The reaction from the commenters on the Guardian website was generally fairly critical, mainly towards the claim that this project is in some way an exercise in ethical living (there were also some idiotic comments about Sheena’s looks which obviously out of order and I will not engage with here). Many many people pointed out that she is not actually ‘one woman, one dress, one year’ (the article’s title) but one woman with seven identical dresses and more shoes and other accessories than most people will ever own in their entire life time and that all these other things also have an environmental (and monetary) cost.

This really resonated with me, because the claim to ethical superiority often made by thrifters and crafters is one that I do find problematic, and I have posted about before. I felt compelled to comment on the Guardian’s website, which I have never done before, both to defend the project as a worthwhile thing to do from a creative point of view, and to say something about the environmental argument. Here is what I wrote:

“As a creative challenge, I find this fun and inspirational. And she does look cute! In the fashion/thrifting blogosphere, there are a lot of challenges like this, although they usually last for a much shorter period of time. I occassionally participate in them and really enjoy the way they make me think anew about my wardrobe. Wearing the same dress for a year without repetition is quite impressive, although possibly less so given the constant inflow of new donated accessories [note – people can donate their accessories for this project].

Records

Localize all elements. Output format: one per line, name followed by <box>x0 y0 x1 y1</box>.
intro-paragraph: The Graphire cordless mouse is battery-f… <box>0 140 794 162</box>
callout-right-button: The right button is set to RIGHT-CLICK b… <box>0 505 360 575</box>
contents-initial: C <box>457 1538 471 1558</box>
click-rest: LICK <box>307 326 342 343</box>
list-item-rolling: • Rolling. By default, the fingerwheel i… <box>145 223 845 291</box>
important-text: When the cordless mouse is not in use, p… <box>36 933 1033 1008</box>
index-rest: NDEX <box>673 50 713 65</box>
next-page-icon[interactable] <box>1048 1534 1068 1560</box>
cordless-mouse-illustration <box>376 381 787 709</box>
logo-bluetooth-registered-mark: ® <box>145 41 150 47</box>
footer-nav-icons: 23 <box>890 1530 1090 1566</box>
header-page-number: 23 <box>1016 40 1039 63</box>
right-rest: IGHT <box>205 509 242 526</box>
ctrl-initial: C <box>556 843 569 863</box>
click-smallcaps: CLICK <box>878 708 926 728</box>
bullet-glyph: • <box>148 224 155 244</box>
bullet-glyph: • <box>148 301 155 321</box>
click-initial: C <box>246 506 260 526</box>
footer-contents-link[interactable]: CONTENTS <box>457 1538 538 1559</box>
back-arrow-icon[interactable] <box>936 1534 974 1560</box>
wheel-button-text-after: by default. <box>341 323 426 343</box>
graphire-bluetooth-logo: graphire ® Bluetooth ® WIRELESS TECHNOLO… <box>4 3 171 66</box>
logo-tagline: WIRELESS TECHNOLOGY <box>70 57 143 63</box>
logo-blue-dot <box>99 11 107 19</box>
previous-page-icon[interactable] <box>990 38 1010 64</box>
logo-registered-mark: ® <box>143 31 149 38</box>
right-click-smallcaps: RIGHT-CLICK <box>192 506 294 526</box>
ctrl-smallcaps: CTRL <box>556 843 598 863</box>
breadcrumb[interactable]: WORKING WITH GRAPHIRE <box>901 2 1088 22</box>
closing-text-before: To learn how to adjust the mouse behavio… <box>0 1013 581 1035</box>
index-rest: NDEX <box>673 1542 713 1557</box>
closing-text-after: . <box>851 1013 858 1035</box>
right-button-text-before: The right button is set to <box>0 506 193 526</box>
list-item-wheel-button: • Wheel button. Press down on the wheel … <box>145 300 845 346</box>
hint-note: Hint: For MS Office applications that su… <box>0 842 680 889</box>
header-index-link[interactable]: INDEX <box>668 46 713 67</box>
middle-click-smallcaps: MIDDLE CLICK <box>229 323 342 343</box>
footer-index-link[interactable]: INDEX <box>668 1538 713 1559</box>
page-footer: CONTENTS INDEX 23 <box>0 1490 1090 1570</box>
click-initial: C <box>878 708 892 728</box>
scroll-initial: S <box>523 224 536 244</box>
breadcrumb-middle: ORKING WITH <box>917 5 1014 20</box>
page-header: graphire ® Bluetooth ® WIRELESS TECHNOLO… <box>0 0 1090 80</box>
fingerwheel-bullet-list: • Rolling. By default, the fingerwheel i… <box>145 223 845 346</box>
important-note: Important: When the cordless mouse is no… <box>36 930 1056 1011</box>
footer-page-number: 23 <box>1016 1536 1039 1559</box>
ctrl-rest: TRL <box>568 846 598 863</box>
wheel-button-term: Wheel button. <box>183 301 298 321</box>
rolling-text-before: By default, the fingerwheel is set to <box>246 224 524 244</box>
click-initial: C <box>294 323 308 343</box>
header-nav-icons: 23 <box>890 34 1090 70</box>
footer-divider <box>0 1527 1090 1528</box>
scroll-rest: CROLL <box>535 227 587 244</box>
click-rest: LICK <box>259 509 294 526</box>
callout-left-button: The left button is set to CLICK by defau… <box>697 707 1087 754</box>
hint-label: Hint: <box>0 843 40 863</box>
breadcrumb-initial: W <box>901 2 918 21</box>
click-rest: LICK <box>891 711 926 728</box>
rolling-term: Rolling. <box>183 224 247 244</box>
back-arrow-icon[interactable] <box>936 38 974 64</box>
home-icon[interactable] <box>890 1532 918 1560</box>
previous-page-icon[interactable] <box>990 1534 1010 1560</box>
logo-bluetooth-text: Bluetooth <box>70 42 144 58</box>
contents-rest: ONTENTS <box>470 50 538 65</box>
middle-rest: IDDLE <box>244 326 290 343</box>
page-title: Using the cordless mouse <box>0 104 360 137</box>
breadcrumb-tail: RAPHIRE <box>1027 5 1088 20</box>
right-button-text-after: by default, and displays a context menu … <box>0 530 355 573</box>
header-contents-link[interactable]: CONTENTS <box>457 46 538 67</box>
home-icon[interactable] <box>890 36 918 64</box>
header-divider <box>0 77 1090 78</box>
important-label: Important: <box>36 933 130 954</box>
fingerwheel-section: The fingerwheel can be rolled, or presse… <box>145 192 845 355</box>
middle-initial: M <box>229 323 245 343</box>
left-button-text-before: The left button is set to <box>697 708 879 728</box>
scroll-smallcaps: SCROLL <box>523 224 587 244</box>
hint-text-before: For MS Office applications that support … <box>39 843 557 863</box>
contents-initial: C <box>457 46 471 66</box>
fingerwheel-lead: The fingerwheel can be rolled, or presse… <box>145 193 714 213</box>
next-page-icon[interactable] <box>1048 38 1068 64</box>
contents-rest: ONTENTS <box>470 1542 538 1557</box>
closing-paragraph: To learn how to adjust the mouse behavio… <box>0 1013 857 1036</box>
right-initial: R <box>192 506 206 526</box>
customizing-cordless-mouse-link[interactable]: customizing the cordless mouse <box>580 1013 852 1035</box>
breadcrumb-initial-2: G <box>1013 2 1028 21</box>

What to produce | Please return the part of the blog post on the dress-a-year project starting at "The reaction from" and ending at "(and monetary) cost.", copied word for word from the post.

Exercise answer |
The reaction from the commenters on the Guardian website was generally fairly critical, mainly towards the claim that this project is in some way an exercise in ethical living (there were also some idiotic comments about Sheena’s looks which obviously out of order and I will not engage with here). Many many people pointed out that she is not actually ‘one woman, one dress, one year’ (the article’s title) but one woman with seven identical dresses and more shoes and other accessories than most people will ever own in their entire life time and that all these other things also have an environmental (and monetary) cost.